** Start of Stored rows **
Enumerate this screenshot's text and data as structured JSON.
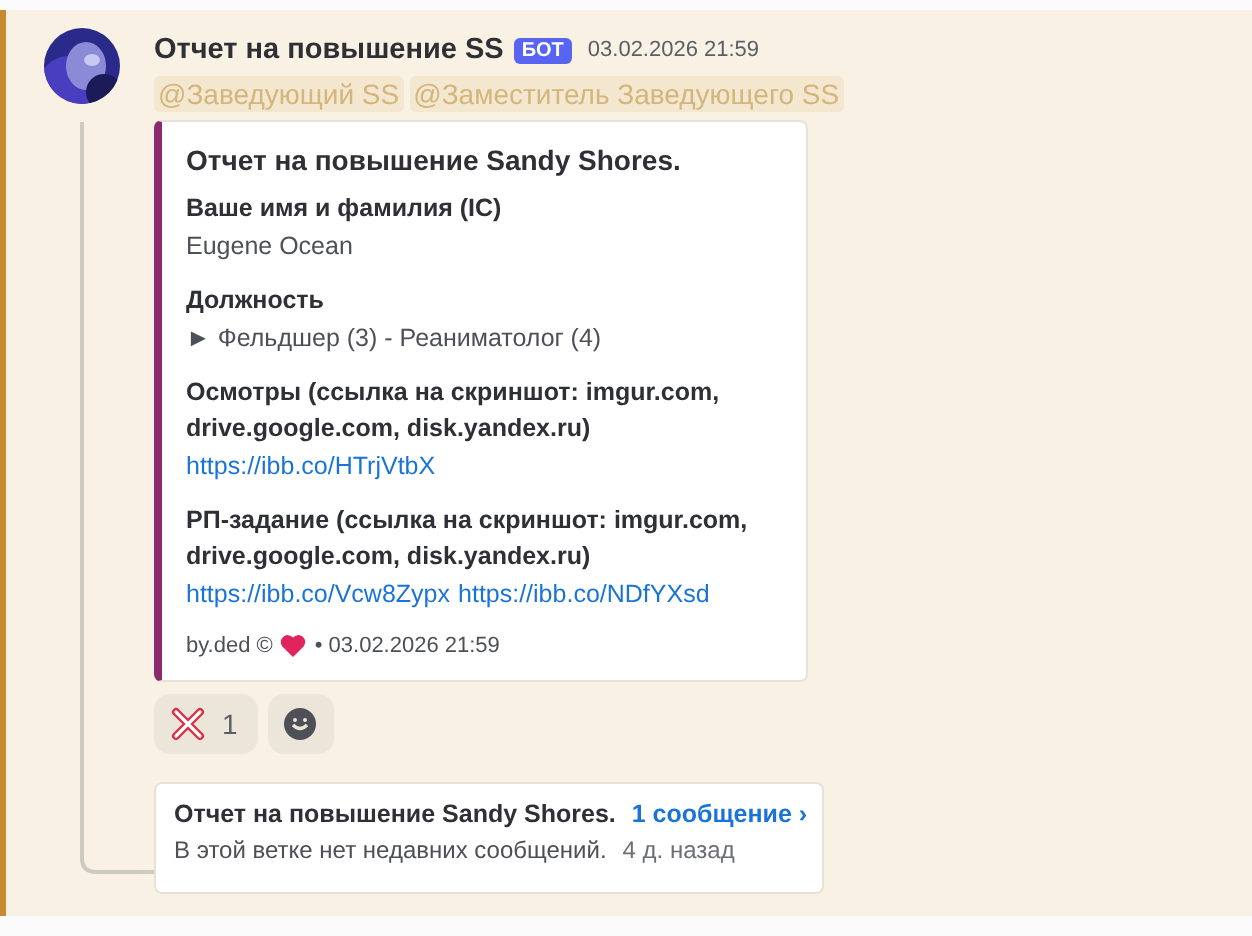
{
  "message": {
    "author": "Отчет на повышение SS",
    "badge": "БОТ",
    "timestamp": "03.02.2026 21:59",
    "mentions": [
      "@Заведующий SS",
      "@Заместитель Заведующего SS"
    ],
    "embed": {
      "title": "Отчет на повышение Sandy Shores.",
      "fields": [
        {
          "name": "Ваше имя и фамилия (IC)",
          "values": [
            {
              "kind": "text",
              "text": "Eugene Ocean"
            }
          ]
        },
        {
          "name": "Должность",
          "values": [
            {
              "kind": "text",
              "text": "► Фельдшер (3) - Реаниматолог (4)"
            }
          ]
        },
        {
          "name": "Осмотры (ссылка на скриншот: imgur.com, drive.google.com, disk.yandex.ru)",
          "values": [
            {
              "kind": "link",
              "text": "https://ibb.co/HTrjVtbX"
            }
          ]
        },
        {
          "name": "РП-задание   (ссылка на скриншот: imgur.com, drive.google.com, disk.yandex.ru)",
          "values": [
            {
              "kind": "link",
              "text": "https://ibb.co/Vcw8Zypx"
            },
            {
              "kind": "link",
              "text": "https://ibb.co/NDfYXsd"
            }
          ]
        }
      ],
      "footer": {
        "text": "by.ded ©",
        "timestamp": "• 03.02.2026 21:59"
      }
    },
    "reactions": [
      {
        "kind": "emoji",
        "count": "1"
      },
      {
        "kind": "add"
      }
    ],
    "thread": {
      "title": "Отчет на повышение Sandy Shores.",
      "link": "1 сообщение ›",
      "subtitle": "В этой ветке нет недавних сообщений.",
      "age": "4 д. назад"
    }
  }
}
** End of Stored rows **
** Start of Stored rows **
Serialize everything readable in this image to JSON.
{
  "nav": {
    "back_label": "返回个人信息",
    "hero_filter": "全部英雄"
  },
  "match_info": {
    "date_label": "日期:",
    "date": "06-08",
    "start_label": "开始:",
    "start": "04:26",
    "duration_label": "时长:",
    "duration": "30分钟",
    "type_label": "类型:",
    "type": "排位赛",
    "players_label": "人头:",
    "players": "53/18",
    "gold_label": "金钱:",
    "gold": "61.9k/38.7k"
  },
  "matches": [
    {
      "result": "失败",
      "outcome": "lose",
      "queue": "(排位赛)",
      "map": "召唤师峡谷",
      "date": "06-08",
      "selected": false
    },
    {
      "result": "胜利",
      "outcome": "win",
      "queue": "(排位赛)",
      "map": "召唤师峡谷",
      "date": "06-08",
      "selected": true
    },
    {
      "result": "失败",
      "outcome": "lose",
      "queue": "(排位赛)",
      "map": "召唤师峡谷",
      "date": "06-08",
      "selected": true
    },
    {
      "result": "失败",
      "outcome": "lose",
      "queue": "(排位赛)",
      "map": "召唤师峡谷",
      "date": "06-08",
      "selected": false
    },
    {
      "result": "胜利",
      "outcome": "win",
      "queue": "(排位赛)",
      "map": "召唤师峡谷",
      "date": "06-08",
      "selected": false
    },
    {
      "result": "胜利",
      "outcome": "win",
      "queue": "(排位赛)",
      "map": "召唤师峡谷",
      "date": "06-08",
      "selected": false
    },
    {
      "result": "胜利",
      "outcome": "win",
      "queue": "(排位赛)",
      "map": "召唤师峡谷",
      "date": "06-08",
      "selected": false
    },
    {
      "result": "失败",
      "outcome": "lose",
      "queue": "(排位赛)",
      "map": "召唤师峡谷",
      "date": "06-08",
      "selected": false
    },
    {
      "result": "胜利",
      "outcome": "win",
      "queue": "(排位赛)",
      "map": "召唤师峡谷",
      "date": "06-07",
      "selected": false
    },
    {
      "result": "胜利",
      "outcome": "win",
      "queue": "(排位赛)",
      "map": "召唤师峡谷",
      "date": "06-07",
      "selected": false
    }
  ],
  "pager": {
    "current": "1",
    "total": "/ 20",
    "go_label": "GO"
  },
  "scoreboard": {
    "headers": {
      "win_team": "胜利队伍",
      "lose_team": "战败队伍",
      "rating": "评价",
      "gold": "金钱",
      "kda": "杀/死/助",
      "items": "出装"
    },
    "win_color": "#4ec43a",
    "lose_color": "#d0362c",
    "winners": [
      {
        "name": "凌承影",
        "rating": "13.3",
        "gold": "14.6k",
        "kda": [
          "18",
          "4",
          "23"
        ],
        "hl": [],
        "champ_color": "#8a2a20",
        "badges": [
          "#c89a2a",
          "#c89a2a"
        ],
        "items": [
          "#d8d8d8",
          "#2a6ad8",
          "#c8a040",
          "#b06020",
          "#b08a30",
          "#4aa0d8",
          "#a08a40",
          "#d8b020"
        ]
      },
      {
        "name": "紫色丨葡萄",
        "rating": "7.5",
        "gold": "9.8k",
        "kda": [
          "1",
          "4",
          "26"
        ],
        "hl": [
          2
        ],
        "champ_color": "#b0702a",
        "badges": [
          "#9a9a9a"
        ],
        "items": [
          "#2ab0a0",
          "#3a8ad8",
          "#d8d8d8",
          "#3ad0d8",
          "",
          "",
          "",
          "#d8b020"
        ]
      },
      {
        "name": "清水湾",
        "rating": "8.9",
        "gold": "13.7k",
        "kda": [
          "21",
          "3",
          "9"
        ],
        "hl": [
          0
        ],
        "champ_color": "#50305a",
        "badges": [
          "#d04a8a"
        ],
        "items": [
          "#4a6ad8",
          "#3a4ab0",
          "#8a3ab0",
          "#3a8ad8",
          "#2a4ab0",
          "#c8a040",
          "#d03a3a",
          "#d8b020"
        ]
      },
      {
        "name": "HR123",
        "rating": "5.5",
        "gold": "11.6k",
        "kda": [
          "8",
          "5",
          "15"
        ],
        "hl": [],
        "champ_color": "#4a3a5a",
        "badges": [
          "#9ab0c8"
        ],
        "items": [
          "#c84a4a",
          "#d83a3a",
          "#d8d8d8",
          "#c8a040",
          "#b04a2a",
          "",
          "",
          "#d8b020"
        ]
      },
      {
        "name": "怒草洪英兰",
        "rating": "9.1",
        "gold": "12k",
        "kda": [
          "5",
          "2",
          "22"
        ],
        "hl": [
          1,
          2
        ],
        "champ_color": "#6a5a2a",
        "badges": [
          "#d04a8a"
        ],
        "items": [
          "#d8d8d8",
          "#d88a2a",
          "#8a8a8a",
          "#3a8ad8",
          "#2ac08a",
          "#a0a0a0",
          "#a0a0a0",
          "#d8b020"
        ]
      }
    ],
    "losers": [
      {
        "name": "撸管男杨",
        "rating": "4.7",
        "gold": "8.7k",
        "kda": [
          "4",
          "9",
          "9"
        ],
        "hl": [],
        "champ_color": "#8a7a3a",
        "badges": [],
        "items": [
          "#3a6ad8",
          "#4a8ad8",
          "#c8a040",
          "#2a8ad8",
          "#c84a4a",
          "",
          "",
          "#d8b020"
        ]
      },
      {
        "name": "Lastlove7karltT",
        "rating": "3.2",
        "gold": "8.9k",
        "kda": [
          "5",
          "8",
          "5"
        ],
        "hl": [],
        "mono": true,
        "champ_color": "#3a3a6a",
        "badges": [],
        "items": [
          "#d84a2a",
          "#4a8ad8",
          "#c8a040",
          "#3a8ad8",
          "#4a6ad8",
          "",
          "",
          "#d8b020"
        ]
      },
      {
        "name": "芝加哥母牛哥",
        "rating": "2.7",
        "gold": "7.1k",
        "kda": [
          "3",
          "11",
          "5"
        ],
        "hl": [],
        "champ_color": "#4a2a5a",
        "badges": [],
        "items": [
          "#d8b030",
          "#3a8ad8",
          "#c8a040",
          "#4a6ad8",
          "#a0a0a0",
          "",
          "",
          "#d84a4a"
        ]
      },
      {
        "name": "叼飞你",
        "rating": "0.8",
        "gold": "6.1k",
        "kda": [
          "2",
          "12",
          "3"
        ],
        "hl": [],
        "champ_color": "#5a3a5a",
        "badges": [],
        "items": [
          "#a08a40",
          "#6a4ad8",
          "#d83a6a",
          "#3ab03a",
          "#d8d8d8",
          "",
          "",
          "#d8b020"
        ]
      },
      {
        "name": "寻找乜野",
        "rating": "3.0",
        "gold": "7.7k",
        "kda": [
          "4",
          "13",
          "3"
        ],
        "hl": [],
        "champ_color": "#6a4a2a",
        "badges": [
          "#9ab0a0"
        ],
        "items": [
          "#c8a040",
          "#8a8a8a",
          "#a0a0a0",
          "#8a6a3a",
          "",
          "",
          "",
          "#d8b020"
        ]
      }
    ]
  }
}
** End of Stored rows **
[Stated goal] Look through the material above and pick out each line holding the word "text".

[Solution to the exercise]
Enumerate this screenshot's text and data as structured JSON.
              "kind": "text",
              "text": "Eugene Ocean"
              "kind": "text",
              "text": "► Фельдшер (3) - Реаниматолог (4)"
              "text": "https://ibb.co/HTrjVtbX"
              "text": "https://ibb.co/Vcw8Zypx"
              "text": "https://ibb.co/NDfYXsd"
        "text": "by.ded ©",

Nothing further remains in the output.